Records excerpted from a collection
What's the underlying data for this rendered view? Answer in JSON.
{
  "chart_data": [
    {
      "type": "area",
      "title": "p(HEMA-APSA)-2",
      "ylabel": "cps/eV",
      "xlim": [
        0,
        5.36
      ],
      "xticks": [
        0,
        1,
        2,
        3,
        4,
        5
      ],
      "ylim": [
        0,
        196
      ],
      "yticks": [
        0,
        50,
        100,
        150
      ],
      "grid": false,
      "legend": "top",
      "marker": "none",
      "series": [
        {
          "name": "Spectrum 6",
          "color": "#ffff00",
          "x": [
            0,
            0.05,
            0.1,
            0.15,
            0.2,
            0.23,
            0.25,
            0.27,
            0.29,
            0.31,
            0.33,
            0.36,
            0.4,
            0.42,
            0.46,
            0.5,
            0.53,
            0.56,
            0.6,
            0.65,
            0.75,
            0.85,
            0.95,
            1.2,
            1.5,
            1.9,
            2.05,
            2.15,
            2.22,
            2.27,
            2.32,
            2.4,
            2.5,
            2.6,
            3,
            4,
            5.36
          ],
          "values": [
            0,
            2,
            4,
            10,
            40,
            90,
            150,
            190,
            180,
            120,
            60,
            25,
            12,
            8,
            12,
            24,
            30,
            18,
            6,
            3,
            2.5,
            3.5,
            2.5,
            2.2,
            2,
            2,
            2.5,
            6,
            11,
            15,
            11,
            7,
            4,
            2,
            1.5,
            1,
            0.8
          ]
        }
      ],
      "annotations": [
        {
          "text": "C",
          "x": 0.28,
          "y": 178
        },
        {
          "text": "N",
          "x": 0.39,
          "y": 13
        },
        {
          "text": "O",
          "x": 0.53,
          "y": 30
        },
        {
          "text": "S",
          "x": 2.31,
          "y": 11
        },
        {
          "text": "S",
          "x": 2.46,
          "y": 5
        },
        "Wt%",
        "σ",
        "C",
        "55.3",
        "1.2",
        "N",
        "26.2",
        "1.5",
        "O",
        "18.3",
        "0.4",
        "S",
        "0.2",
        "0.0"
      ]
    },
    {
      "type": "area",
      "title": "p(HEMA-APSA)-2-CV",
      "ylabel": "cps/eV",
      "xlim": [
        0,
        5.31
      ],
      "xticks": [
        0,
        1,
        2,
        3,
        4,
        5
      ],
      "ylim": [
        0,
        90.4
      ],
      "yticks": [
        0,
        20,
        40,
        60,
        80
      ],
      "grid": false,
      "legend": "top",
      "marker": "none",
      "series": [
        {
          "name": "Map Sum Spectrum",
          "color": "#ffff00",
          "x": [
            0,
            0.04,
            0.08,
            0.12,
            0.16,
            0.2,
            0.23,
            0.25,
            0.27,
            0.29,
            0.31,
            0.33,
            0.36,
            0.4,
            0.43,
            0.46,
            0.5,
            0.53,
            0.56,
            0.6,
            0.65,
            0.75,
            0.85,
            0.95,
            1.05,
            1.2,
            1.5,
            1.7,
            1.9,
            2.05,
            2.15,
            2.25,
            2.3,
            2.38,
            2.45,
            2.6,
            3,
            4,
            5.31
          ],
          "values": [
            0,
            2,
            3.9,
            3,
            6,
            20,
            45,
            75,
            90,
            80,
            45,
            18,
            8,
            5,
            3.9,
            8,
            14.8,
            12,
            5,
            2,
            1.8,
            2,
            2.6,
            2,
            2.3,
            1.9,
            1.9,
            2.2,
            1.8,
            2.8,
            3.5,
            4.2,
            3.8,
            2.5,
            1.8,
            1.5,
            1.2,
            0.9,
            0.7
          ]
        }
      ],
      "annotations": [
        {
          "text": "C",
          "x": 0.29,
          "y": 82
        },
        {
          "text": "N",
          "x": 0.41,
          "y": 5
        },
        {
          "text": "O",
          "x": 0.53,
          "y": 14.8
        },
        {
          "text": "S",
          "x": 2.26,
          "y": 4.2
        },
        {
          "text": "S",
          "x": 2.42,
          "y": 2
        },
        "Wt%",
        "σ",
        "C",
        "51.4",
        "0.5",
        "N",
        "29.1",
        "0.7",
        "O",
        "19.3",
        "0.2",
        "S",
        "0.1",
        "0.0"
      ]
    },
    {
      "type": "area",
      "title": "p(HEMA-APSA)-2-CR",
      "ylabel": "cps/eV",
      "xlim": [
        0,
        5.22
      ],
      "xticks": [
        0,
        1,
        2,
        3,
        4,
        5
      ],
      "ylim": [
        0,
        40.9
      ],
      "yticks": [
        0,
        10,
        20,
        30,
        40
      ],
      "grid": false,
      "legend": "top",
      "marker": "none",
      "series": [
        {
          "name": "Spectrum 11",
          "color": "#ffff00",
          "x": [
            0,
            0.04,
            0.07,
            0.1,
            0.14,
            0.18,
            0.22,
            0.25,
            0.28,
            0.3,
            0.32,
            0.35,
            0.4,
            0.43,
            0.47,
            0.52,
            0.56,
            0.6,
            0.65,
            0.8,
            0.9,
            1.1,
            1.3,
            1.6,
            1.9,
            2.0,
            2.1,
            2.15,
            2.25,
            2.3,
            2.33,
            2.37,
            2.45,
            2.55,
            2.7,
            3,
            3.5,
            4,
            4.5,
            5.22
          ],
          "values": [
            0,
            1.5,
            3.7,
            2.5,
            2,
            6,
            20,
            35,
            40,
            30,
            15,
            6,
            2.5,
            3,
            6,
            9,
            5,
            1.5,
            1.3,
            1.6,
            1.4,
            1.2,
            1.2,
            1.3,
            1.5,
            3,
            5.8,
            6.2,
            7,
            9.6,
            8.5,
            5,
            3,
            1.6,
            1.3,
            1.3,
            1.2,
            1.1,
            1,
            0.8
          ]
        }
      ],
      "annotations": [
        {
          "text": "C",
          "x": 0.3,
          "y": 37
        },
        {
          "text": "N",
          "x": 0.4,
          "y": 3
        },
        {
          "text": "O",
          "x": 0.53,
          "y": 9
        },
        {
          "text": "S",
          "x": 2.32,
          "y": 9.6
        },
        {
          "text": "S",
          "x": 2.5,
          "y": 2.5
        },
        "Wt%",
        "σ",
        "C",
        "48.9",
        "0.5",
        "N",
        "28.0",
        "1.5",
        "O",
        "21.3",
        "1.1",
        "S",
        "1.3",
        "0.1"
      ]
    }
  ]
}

### GOAL OF THE EXERCISE
Type out the full listing again, exactly as given.

### REPLY TO THE EXERCISE
What's the underlying data for this rendered view? Answer in JSON.
{
  "chart_data": [
    {
      "type": "area",
      "title": "p(HEMA-APSA)-2",
      "ylabel": "cps/eV",
      "xlim": [
        0,
        5.36
      ],
      "xticks": [
        0,
        1,
        2,
        3,
        4,
        5
      ],
      "ylim": [
        0,
        196
      ],
      "yticks": [
        0,
        50,
        100,
        150
      ],
      "grid": false,
      "legend": "top",
      "marker": "none",
      "series": [
        {
          "name": "Spectrum 6",
          "color": "#ffff00",
          "x": [
            0,
            0.05,
            0.1,
            0.15,
            0.2,
            0.23,
            0.25,
            0.27,
            0.29,
            0.31,
            0.33,
            0.36,
            0.4,
            0.42,
            0.46,
            0.5,
            0.53,
            0.56,
            0.6,
            0.65,
            0.75,
            0.85,
            0.95,
            1.2,
            1.5,
            1.9,
            2.05,
            2.15,
            2.22,
            2.27,
            2.32,
            2.4,
            2.5,
            2.6,
            3,
            4,
            5.36
          ],
          "values": [
            0,
            2,
            4,
            10,
            40,
            90,
            150,
            190,
            180,
            120,
            60,
            25,
            12,
            8,
            12,
            24,
            30,
            18,
            6,
            3,
            2.5,
            3.5,
            2.5,
            2.2,
            2,
            2,
            2.5,
            6,
            11,
            15,
            11,
            7,
            4,
            2,
            1.5,
            1,
            0.8
          ]
        }
      ],
      "annotations": [
        {
          "text": "C",
          "x": 0.28,
          "y": 178
        },
        {
          "text": "N",
          "x": 0.39,
          "y": 13
        },
        {
          "text": "O",
          "x": 0.53,
          "y": 30
        },
        {
          "text": "S",
          "x": 2.31,
          "y": 11
        },
        {
          "text": "S",
          "x": 2.46,
          "y": 5
        },
        "Wt%",
        "σ",
        "C",
        "55.3",
        "1.2",
        "N",
        "26.2",
        "1.5",
        "O",
        "18.3",
        "0.4",
        "S",
        "0.2",
        "0.0"
      ]
    },
    {
      "type": "area",
      "title": "p(HEMA-APSA)-2-CV",
      "ylabel": "cps/eV",
      "xlim": [
        0,
        5.31
      ],
      "xticks": [
        0,
        1,
        2,
        3,
        4,
        5
      ],
      "ylim": [
        0,
        90.4
      ],
      "yticks": [
        0,
        20,
        40,
        60,
        80
      ],
      "grid": false,
      "legend": "top",
      "marker": "none",
      "series": [
        {
          "name": "Map Sum Spectrum",
          "color": "#ffff00",
          "x": [
            0,
            0.04,
            0.08,
            0.12,
            0.16,
            0.2,
            0.23,
            0.25,
            0.27,
            0.29,
            0.31,
            0.33,
            0.36,
            0.4,
            0.43,
            0.46,
            0.5,
            0.53,
            0.56,
            0.6,
            0.65,
            0.75,
            0.85,
            0.95,
            1.05,
            1.2,
            1.5,
            1.7,
            1.9,
            2.05,
            2.15,
            2.25,
            2.3,
            2.38,
            2.45,
            2.6,
            3,
            4,
            5.31
          ],
          "values": [
            0,
            2,
            3.9,
            3,
            6,
            20,
            45,
            75,
            90,
            80,
            45,
            18,
            8,
            5,
            3.9,
            8,
            14.8,
            12,
            5,
            2,
            1.8,
            2,
            2.6,
            2,
            2.3,
            1.9,
            1.9,
            2.2,
            1.8,
            2.8,
            3.5,
            4.2,
            3.8,
            2.5,
            1.8,
            1.5,
            1.2,
            0.9,
            0.7
          ]
        }
      ],
      "annotations": [
        {
          "text": "C",
          "x": 0.29,
          "y": 82
        },
        {
          "text": "N",
          "x": 0.41,
          "y": 5
        },
        {
          "text": "O",
          "x": 0.53,
          "y": 14.8
        },
        {
          "text": "S",
          "x": 2.26,
          "y": 4.2
        },
        {
          "text": "S",
          "x": 2.42,
          "y": 2
        },
        "Wt%",
        "σ",
        "C",
        "51.4",
        "0.5",
        "N",
        "29.1",
        "0.7",
        "O",
        "19.3",
        "0.2",
        "S",
        "0.1",
        "0.0"
      ]
    },
    {
      "type": "area",
      "title": "p(HEMA-APSA)-2-CR",
      "ylabel": "cps/eV",
      "xlim": [
        0,
        5.22
      ],
      "xticks": [
        0,
        1,
        2,
        3,
        4,
        5
      ],
      "ylim": [
        0,
        40.9
      ],
      "yticks": [
        0,
        10,
        20,
        30,
        40
      ],
      "grid": false,
      "legend": "top",
      "marker": "none",
      "series": [
        {
          "name": "Spectrum 11",
          "color": "#ffff00",
          "x": [
            0,
            0.04,
            0.07,
            0.1,
            0.14,
            0.18,
            0.22,
            0.25,
            0.28,
            0.3,
            0.32,
            0.35,
            0.4,
            0.43,
            0.47,
            0.52,
            0.56,
            0.6,
            0.65,
            0.8,
            0.9,
            1.1,
            1.3,
            1.6,
            1.9,
            2.0,
            2.1,
            2.15,
            2.25,
            2.3,
            2.33,
            2.37,
            2.45,
            2.55,
            2.7,
            3,
            3.5,
            4,
            4.5,
            5.22
          ],
          "values": [
            0,
            1.5,
            3.7,
            2.5,
            2,
            6,
            20,
            35,
            40,
            30,
            15,
            6,
            2.5,
            3,
            6,
            9,
            5,
            1.5,
            1.3,
            1.6,
            1.4,
            1.2,
            1.2,
            1.3,
            1.5,
            3,
            5.8,
            6.2,
            7,
            9.6,
            8.5,
            5,
            3,
            1.6,
            1.3,
            1.3,
            1.2,
            1.1,
            1,
            0.8
          ]
        }
      ],
      "annotations": [
        {
          "text": "C",
          "x": 0.3,
          "y": 37
        },
        {
          "text": "N",
          "x": 0.4,
          "y": 3
        },
        {
          "text": "O",
          "x": 0.53,
          "y": 9
        },
        {
          "text": "S",
          "x": 2.32,
          "y": 9.6
        },
        {
          "text": "S",
          "x": 2.5,
          "y": 2.5
        },
        "Wt%",
        "σ",
        "C",
        "48.9",
        "0.5",
        "N",
        "28.0",
        "1.5",
        "O",
        "21.3",
        "1.1",
        "S",
        "1.3",
        "0.1"
      ]
    }
  ]
}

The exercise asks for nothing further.